##### DATA TO PROCESS #####

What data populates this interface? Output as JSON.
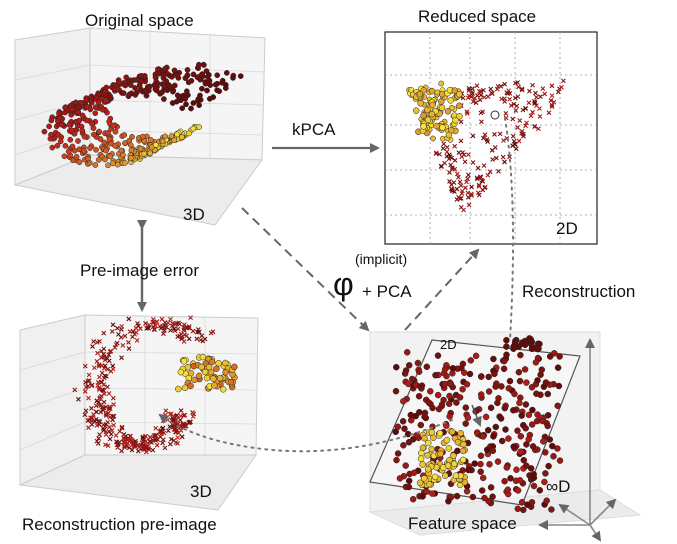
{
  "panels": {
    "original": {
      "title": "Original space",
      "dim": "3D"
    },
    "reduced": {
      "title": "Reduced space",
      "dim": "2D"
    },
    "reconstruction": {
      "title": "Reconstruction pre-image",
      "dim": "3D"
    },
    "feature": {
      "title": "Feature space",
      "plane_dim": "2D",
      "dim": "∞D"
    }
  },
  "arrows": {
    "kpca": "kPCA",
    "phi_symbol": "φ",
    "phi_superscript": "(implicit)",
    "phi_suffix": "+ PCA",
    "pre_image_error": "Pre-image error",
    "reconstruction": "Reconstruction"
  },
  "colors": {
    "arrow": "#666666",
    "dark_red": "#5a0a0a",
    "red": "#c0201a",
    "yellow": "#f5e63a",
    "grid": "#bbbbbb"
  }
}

#####

▶ **JOB**: Reproduce every line of the material precisely, omitting its pictures.

▶ **RESPONSE TO THE TASK**:
What data populates this interface? Output as JSON.
{
  "panels": {
    "original": {
      "title": "Original space",
      "dim": "3D"
    },
    "reduced": {
      "title": "Reduced space",
      "dim": "2D"
    },
    "reconstruction": {
      "title": "Reconstruction pre-image",
      "dim": "3D"
    },
    "feature": {
      "title": "Feature space",
      "plane_dim": "2D",
      "dim": "∞D"
    }
  },
  "arrows": {
    "kpca": "kPCA",
    "phi_symbol": "φ",
    "phi_superscript": "(implicit)",
    "phi_suffix": "+ PCA",
    "pre_image_error": "Pre-image error",
    "reconstruction": "Reconstruction"
  },
  "colors": {
    "arrow": "#666666",
    "dark_red": "#5a0a0a",
    "red": "#c0201a",
    "yellow": "#f5e63a",
    "grid": "#bbbbbb"
  }
}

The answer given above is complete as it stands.